REQUIRED WORK: Reproduce the whole listing, character for character.

SUPPLIED ENTRIES:
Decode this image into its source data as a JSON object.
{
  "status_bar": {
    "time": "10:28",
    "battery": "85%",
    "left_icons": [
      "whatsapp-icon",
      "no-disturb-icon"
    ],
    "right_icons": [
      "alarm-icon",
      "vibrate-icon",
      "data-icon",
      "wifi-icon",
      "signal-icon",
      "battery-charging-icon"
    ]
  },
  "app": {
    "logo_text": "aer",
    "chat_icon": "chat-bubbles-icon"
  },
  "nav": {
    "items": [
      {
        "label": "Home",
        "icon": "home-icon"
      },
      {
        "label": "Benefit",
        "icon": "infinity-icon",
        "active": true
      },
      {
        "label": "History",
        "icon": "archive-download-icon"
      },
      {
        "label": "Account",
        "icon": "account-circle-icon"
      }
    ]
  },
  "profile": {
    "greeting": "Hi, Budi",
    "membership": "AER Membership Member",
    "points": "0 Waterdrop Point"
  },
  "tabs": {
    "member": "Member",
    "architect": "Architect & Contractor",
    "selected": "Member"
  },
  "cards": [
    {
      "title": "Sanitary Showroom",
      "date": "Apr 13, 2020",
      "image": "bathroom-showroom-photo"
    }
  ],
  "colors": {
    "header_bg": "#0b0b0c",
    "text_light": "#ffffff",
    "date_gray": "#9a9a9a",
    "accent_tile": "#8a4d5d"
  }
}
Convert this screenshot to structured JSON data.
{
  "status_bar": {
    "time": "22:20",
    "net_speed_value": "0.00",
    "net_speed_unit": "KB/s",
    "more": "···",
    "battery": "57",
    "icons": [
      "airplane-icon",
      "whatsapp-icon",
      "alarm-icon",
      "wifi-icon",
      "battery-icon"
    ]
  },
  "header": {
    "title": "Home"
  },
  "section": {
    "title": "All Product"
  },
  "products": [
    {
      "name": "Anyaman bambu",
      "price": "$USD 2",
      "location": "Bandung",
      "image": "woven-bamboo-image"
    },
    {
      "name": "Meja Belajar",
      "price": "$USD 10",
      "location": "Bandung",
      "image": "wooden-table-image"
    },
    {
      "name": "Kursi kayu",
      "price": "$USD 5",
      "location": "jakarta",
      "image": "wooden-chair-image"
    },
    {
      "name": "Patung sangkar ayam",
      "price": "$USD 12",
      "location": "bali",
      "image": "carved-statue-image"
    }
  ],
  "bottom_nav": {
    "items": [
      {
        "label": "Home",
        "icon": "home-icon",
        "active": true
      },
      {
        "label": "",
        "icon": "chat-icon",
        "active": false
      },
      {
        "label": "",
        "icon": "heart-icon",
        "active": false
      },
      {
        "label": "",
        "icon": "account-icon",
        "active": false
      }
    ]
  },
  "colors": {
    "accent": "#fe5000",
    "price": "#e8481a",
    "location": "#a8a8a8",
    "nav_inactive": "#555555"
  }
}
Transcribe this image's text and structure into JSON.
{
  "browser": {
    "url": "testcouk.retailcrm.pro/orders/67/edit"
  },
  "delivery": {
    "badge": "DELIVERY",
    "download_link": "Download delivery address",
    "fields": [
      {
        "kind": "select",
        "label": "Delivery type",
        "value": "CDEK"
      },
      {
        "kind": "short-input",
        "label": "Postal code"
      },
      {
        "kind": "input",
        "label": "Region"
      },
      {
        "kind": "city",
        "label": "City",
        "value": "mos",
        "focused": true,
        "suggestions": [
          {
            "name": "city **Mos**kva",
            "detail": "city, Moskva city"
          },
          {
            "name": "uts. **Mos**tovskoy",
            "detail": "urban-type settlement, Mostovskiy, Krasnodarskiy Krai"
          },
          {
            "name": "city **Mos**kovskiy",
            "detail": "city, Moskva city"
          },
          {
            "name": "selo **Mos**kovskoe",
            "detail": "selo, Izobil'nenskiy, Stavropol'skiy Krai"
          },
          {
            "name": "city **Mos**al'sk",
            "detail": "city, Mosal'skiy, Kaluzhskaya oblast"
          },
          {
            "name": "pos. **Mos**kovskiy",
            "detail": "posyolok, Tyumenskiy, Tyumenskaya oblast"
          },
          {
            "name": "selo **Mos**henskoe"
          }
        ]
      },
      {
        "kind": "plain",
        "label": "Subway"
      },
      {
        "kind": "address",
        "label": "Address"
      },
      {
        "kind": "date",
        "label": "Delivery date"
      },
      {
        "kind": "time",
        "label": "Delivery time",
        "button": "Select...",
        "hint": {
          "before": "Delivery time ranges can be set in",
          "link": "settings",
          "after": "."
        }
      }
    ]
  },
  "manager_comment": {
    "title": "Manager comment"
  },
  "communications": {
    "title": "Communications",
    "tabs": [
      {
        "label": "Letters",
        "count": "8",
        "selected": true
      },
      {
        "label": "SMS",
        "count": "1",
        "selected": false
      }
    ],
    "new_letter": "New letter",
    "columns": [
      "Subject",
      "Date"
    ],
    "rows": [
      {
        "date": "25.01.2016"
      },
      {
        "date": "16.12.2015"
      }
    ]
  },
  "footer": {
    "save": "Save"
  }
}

RESPONSE BELOW:
Decode this image into its source data as a JSON object.
{
  "status_bar": {
    "time": "10:28",
    "battery": "85%",
    "left_icons": [
      "whatsapp-icon",
      "no-disturb-icon"
    ],
    "right_icons": [
      "alarm-icon",
      "vibrate-icon",
      "data-icon",
      "wifi-icon",
      "signal-icon",
      "battery-charging-icon"
    ]
  },
  "app": {
    "logo_text": "aer",
    "chat_icon": "chat-bubbles-icon"
  },
  "nav": {
    "items": [
      {
        "label": "Home",
        "icon": "home-icon"
      },
      {
        "label": "Benefit",
        "icon": "infinity-icon",
        "active": true
      },
      {
        "label": "History",
        "icon": "archive-download-icon"
      },
      {
        "label": "Account",
        "icon": "account-circle-icon"
      }
    ]
  },
  "profile": {
    "greeting": "Hi, Budi",
    "membership": "AER Membership Member",
    "points": "0 Waterdrop Point"
  },
  "tabs": {
    "member": "Member",
    "architect": "Architect & Contractor",
    "selected": "Member"
  },
  "cards": [
    {
      "title": "Sanitary Showroom",
      "date": "Apr 13, 2020",
      "image": "bathroom-showroom-photo"
    }
  ],
  "colors": {
    "header_bg": "#0b0b0c",
    "text_light": "#ffffff",
    "date_gray": "#9a9a9a",
    "accent_tile": "#8a4d5d"
  }
}
Convert this screenshot to structured JSON data.
{
  "status_bar": {
    "time": "22:20",
    "net_speed_value": "0.00",
    "net_speed_unit": "KB/s",
    "more": "···",
    "battery": "57",
    "icons": [
      "airplane-icon",
      "whatsapp-icon",
      "alarm-icon",
      "wifi-icon",
      "battery-icon"
    ]
  },
  "header": {
    "title": "Home"
  },
  "section": {
    "title": "All Product"
  },
  "products": [
    {
      "name": "Anyaman bambu",
      "price": "$USD 2",
      "location": "Bandung",
      "image": "woven-bamboo-image"
    },
    {
      "name": "Meja Belajar",
      "price": "$USD 10",
      "location": "Bandung",
      "image": "wooden-table-image"
    },
    {
      "name": "Kursi kayu",
      "price": "$USD 5",
      "location": "jakarta",
      "image": "wooden-chair-image"
    },
    {
      "name": "Patung sangkar ayam",
      "price": "$USD 12",
      "location": "bali",
      "image": "carved-statue-image"
    }
  ],
  "bottom_nav": {
    "items": [
      {
        "label": "Home",
        "icon": "home-icon",
        "active": true
      },
      {
        "label": "",
        "icon": "chat-icon",
        "active": false
      },
      {
        "label": "",
        "icon": "heart-icon",
        "active": false
      },
      {
        "label": "",
        "icon": "account-icon",
        "active": false
      }
    ]
  },
  "colors": {
    "accent": "#fe5000",
    "price": "#e8481a",
    "location": "#a8a8a8",
    "nav_inactive": "#555555"
  }
}
Transcribe this image's text and structure into JSON.
{
  "browser": {
    "url": "testcouk.retailcrm.pro/orders/67/edit"
  },
  "delivery": {
    "badge": "DELIVERY",
    "download_link": "Download delivery address",
    "fields": [
      {
        "kind": "select",
        "label": "Delivery type",
        "value": "CDEK"
      },
      {
        "kind": "short-input",
        "label": "Postal code"
      },
      {
        "kind": "input",
        "label": "Region"
      },
      {
        "kind": "city",
        "label": "City",
        "value": "mos",
        "focused": true,
        "suggestions": [
          {
            "name": "city **Mos**kva",
            "detail": "city, Moskva city"
          },
          {
            "name": "uts. **Mos**tovskoy",
            "detail": "urban-type settlement, Mostovskiy, Krasnodarskiy Krai"
          },
          {
            "name": "city **Mos**kovskiy",
            "detail": "city, Moskva city"
          },
          {
            "name": "selo **Mos**kovskoe",
            "detail": "selo, Izobil'nenskiy, Stavropol'skiy Krai"
          },
          {
            "name": "city **Mos**al'sk",
            "detail": "city, Mosal'skiy, Kaluzhskaya oblast"
          },
          {
            "name": "pos. **Mos**kovskiy",
            "detail": "posyolok, Tyumenskiy, Tyumenskaya oblast"
          },
          {
            "name": "selo **Mos**henskoe"
          }
        ]
      },
      {
        "kind": "plain",
        "label": "Subway"
      },
      {
        "kind": "address",
        "label": "Address"
      },
      {
        "kind": "date",
        "label": "Delivery date"
      },
      {
        "kind": "time",
        "label": "Delivery time",
        "button": "Select...",
        "hint": {
          "before": "Delivery time ranges can be set in",
          "link": "settings",
          "after": "."
        }
      }
    ]
  },
  "manager_comment": {
    "title": "Manager comment"
  },
  "communications": {
    "title": "Communications",
    "tabs": [
      {
        "label": "Letters",
        "count": "8",
        "selected": true
      },
      {
        "label": "SMS",
        "count": "1",
        "selected": false
      }
    ],
    "new_letter": "New letter",
    "columns": [
      "Subject",
      "Date"
    ],
    "rows": [
      {
        "date": "25.01.2016"
      },
      {
        "date": "16.12.2015"
      }
    ]
  },
  "footer": {
    "save": "Save"
  }
}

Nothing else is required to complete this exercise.